● **Work to do**: Copy every line in the records below that contains the word "this".

[Stored records]
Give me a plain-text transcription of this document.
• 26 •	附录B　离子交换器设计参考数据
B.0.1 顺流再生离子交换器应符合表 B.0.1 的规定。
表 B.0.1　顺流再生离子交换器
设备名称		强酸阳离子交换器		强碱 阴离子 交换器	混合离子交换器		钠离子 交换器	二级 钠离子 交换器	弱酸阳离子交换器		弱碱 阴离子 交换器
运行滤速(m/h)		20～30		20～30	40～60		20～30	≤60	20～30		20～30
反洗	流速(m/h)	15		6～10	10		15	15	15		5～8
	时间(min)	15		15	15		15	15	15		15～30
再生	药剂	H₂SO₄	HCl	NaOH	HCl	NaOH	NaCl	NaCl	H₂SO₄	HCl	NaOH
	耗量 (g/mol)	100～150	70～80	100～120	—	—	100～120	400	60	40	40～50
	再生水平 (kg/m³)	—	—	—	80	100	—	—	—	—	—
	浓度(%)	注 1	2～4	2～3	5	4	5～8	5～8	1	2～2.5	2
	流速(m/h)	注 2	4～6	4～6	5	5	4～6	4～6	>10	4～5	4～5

...

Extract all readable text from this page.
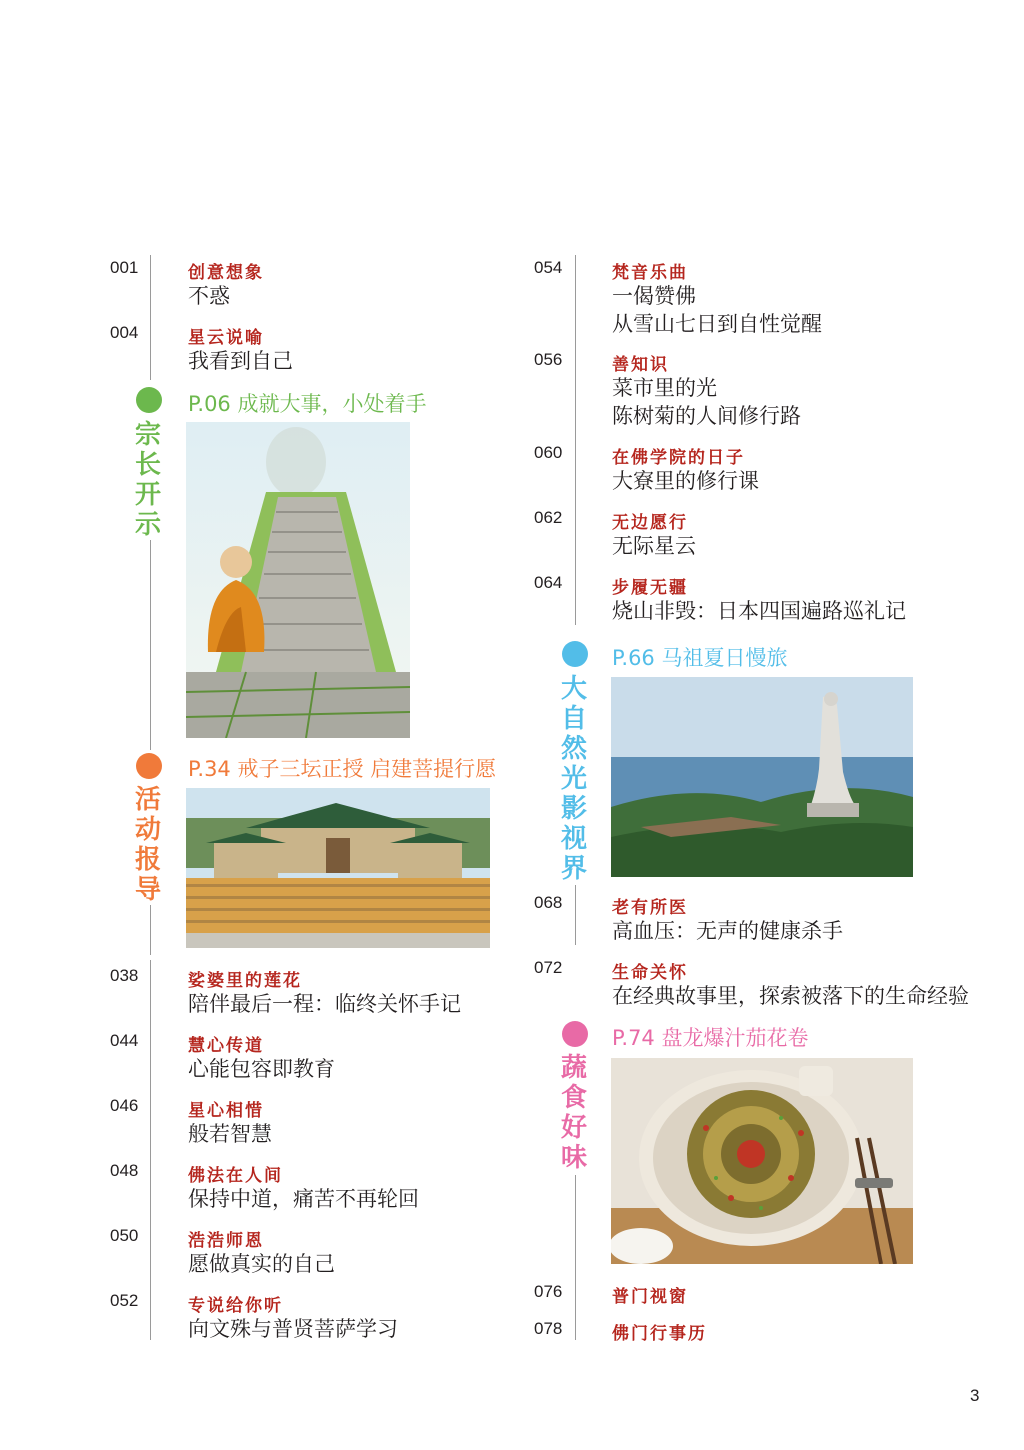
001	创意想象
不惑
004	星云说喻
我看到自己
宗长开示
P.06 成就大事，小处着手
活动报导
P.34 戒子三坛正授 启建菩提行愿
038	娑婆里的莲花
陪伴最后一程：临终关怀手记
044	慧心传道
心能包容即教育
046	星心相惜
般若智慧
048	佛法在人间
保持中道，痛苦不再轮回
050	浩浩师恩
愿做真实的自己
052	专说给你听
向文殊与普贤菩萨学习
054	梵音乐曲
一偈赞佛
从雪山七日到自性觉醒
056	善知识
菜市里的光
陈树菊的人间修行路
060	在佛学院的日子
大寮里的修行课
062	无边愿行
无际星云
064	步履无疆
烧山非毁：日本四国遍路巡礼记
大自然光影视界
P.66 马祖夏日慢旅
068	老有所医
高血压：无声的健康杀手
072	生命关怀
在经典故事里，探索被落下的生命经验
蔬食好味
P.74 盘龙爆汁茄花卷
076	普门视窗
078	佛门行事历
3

● **Solution**:
Give me a plain-text transcription of this document.
Extract all readable text from this page.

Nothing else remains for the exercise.